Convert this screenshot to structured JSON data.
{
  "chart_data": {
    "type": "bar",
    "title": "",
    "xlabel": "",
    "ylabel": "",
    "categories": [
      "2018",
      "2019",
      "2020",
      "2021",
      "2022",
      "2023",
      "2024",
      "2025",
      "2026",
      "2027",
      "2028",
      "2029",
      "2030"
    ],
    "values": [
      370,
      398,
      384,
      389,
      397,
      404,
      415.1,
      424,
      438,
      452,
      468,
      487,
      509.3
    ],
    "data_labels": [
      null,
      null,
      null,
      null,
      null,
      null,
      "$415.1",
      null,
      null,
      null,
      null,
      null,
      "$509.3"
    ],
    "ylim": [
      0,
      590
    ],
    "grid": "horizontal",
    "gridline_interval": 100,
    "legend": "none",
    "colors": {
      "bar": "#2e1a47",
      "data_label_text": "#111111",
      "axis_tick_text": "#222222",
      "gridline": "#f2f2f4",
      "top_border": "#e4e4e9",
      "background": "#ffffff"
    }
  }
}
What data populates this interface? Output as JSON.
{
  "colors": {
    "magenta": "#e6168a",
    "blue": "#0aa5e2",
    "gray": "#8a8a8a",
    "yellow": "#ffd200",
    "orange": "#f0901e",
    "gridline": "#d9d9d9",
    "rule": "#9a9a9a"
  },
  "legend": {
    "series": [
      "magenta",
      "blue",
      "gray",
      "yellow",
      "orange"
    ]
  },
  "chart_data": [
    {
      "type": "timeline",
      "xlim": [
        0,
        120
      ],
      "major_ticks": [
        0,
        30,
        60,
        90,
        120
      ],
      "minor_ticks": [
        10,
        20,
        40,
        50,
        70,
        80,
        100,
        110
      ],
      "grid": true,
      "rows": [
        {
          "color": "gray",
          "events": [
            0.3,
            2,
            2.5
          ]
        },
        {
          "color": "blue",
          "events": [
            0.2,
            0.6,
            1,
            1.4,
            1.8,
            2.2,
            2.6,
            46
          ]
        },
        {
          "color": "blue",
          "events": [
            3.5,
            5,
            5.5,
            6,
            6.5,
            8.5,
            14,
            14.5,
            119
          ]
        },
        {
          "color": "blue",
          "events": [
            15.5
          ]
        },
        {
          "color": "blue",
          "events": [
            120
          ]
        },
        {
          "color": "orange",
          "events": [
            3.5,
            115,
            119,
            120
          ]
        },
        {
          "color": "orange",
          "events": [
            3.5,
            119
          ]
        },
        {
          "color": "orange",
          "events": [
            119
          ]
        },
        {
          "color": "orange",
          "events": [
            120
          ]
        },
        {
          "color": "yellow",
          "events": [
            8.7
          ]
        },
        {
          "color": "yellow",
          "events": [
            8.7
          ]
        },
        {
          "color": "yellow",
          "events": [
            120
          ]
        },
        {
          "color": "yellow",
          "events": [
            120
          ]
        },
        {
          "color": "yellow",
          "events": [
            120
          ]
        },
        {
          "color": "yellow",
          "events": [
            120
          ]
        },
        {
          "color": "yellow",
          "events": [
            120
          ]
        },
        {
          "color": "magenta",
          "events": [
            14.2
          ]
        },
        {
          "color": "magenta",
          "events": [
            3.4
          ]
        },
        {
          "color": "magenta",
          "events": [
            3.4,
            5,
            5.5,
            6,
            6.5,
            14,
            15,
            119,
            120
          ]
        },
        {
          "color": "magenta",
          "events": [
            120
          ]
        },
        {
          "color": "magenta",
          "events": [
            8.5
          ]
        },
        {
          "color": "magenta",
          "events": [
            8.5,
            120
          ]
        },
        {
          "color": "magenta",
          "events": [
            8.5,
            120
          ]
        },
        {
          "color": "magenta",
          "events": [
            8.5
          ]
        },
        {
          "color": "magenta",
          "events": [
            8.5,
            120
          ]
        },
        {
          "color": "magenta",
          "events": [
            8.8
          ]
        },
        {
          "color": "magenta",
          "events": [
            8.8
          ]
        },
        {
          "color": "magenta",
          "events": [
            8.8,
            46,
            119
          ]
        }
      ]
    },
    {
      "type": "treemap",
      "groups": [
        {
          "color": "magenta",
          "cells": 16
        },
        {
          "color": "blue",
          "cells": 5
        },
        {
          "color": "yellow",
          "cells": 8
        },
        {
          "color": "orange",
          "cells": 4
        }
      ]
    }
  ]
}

·····

* Goal: What is the number of lines that contain "type"? Reply with that number alone.

* Finished exercise: 3